++++ ENTRIES PROVIDED ++++
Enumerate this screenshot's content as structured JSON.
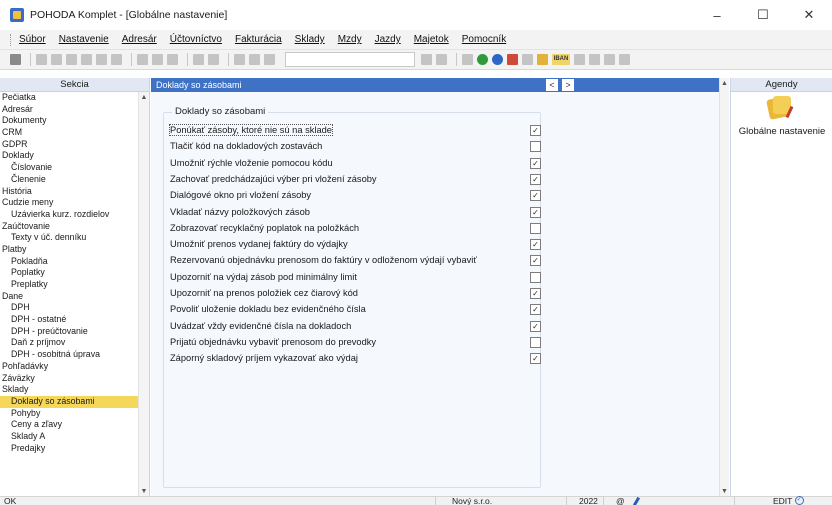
{
  "window": {
    "title": "POHODA Komplet - [Globálne nastavenie]",
    "controls": [
      "–",
      "☐",
      "✕"
    ]
  },
  "menu": [
    "Súbor",
    "Nastavenie",
    "Adresár",
    "Účtovníctvo",
    "Fakturácia",
    "Sklady",
    "Mzdy",
    "Jazdy",
    "Majetok",
    "Pomocník"
  ],
  "sidebar": {
    "header": "Sekcia",
    "items": [
      {
        "label": "Pečiatka",
        "level": 0
      },
      {
        "label": "Adresár",
        "level": 0
      },
      {
        "label": "Dokumenty",
        "level": 0
      },
      {
        "label": "CRM",
        "level": 0
      },
      {
        "label": "GDPR",
        "level": 0
      },
      {
        "label": "Doklady",
        "level": 0
      },
      {
        "label": "Číslovanie",
        "level": 1
      },
      {
        "label": "Členenie",
        "level": 1
      },
      {
        "label": "História",
        "level": 0
      },
      {
        "label": "Cudzie meny",
        "level": 0
      },
      {
        "label": "Uzávierka kurz. rozdielov",
        "level": 1
      },
      {
        "label": "Zaúčtovanie",
        "level": 0
      },
      {
        "label": "Texty v úč. denníku",
        "level": 1
      },
      {
        "label": "Platby",
        "level": 0
      },
      {
        "label": "Pokladňa",
        "level": 1
      },
      {
        "label": "Poplatky",
        "level": 1
      },
      {
        "label": "Preplatky",
        "level": 1
      },
      {
        "label": "Dane",
        "level": 0
      },
      {
        "label": "DPH",
        "level": 1
      },
      {
        "label": "DPH - ostatné",
        "level": 1
      },
      {
        "label": "DPH - preúčtovanie",
        "level": 1
      },
      {
        "label": "Daň z príjmov",
        "level": 1
      },
      {
        "label": "DPH - osobitná úprava",
        "level": 1
      },
      {
        "label": "Pohľadávky",
        "level": 0
      },
      {
        "label": "Záväzky",
        "level": 0
      },
      {
        "label": "Sklady",
        "level": 0
      },
      {
        "label": "Doklady so zásobami",
        "level": 1,
        "selected": true
      },
      {
        "label": "Pohyby",
        "level": 1
      },
      {
        "label": "Ceny a zľavy",
        "level": 1
      },
      {
        "label": "Sklady A",
        "level": 1
      },
      {
        "label": "Predajky",
        "level": 1
      }
    ]
  },
  "main": {
    "header": "Doklady so zásobami",
    "prev": "<",
    "next": ">",
    "group_title": "Doklady so zásobami",
    "options": [
      {
        "label": "Ponúkať zásoby, ktoré nie sú na sklade",
        "checked": true
      },
      {
        "label": "Tlačiť kód na dokladových zostavách",
        "checked": false
      },
      {
        "label": "Umožniť rýchle vloženie pomocou kódu",
        "checked": true
      },
      {
        "label": "Zachovať predchádzajúci výber pri vložení zásoby",
        "checked": true
      },
      {
        "label": "Dialógové okno pri vložení zásoby",
        "checked": true
      },
      {
        "label": "Vkladať názvy položkových zásob",
        "checked": true
      },
      {
        "label": "Zobrazovať recyklačný poplatok na položkách",
        "checked": false
      },
      {
        "label": "Umožniť prenos vydanej faktúry do výdajky",
        "checked": true
      },
      {
        "label": "Rezervovanú objednávku prenosom do faktúry v odloženom výdají vybaviť",
        "checked": true
      },
      {
        "label": "Upozorniť na výdaj zásob pod minimálny limit",
        "checked": false
      },
      {
        "label": "Upozorniť na prenos položiek cez čiarový kód",
        "checked": true
      },
      {
        "label": "Povoliť uloženie dokladu bez evidenčného čísla",
        "checked": true
      },
      {
        "label": "Uvádzať vždy evidenčné čísla na dokladoch",
        "checked": true
      },
      {
        "label": "Prijatú objednávku vybaviť prenosom do prevodky",
        "checked": false
      },
      {
        "label": "Záporný skladový príjem vykazovať ako výdaj",
        "checked": true
      }
    ]
  },
  "agendy": {
    "header": "Agendy",
    "items": [
      {
        "label": "Globálne nastavenie",
        "icon": "settings-agenda-icon"
      }
    ]
  },
  "status": {
    "left": "OK",
    "company": "Nový s.r.o.",
    "year": "2022",
    "at": "@",
    "mode": "EDIT"
  },
  "colors": {
    "header_blue": "#3f72c4",
    "selected_yellow": "#f5d75a",
    "panel_header": "#e1e8f3"
  }
}
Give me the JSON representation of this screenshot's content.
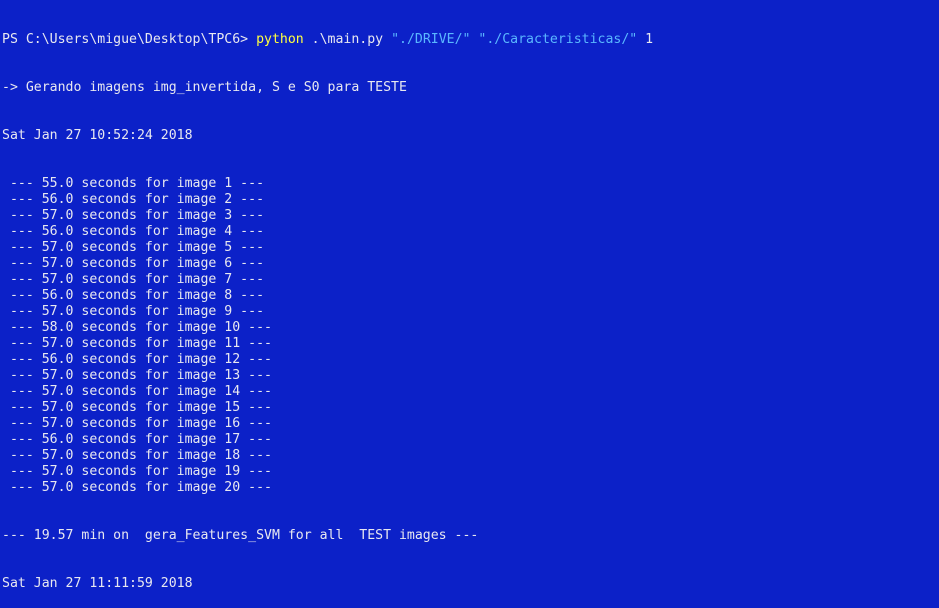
{
  "colors": {
    "background": "#0c21c8",
    "text": "#e8e8f0",
    "command": "#ffff40",
    "string_arg": "#5ab7ff"
  },
  "command_line": {
    "prompt": "PS C:\\Users\\migue\\Desktop\\TPC6> ",
    "command": "python",
    "script": " .\\main.py ",
    "arg1": "\"./DRIVE/\"",
    "sep": " ",
    "arg2": "\"./Caracteristicas/\"",
    "arg3": " 1"
  },
  "output": {
    "header": "-> Gerando imagens img_invertida, S e S0 para TESTE",
    "start_time": "Sat Jan 27 10:52:24 2018",
    "lines": [
      " --- 55.0 seconds for image 1 ---",
      " --- 56.0 seconds for image 2 ---",
      " --- 57.0 seconds for image 3 ---",
      " --- 56.0 seconds for image 4 ---",
      " --- 57.0 seconds for image 5 ---",
      " --- 57.0 seconds for image 6 ---",
      " --- 57.0 seconds for image 7 ---",
      " --- 56.0 seconds for image 8 ---",
      " --- 57.0 seconds for image 9 ---",
      " --- 58.0 seconds for image 10 ---",
      " --- 57.0 seconds for image 11 ---",
      " --- 56.0 seconds for image 12 ---",
      " --- 57.0 seconds for image 13 ---",
      " --- 57.0 seconds for image 14 ---",
      " --- 57.0 seconds for image 15 ---",
      " --- 57.0 seconds for image 16 ---",
      " --- 56.0 seconds for image 17 ---",
      " --- 57.0 seconds for image 18 ---",
      " --- 57.0 seconds for image 19 ---",
      " --- 57.0 seconds for image 20 ---"
    ],
    "summary": "--- 19.57 min on  gera_Features_SVM for all  TEST images ---",
    "end_time": "Sat Jan 27 11:11:59 2018"
  }
}
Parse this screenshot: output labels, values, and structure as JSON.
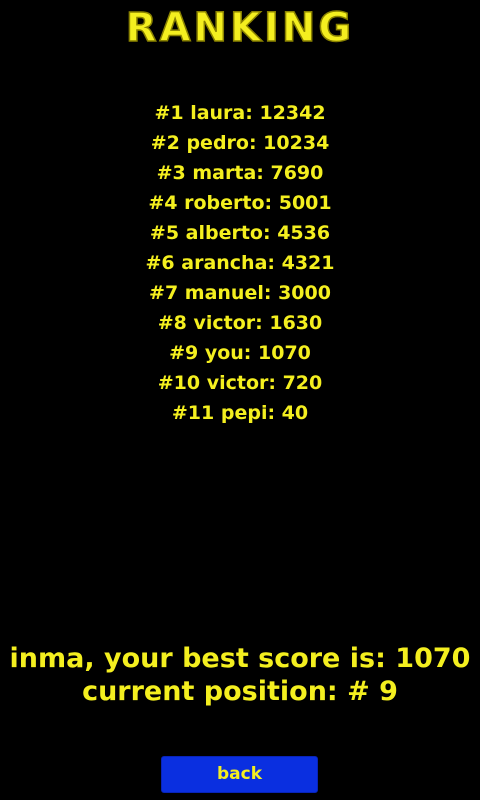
{
  "screen": {
    "title": "Ranking"
  },
  "ranking": [
    {
      "label": "#1 laura: 12342"
    },
    {
      "label": "#2 pedro: 10234"
    },
    {
      "label": "#3 marta: 7690"
    },
    {
      "label": "#4 roberto: 5001"
    },
    {
      "label": "#5 alberto: 4536"
    },
    {
      "label": "#6 arancha: 4321"
    },
    {
      "label": "#7 manuel: 3000"
    },
    {
      "label": "#8 victor: 1630"
    },
    {
      "label": "#9 you: 1070"
    },
    {
      "label": "#10 victor: 720"
    },
    {
      "label": "#11 pepi: 40"
    }
  ],
  "summary": {
    "best_score_text": "inma, your best score is: 1070",
    "position_text": "current position: # 9"
  },
  "buttons": {
    "back_label": "back"
  },
  "colors": {
    "text": "#f4ef1f",
    "background": "#000000",
    "button": "#0a2fe0"
  }
}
++++
:: EXERCISE INSTRUCTIONS ::
State how many lines in the records above contain the word "objednávku", and give only that number.

:: RESULT FOR THIS TASK ::
2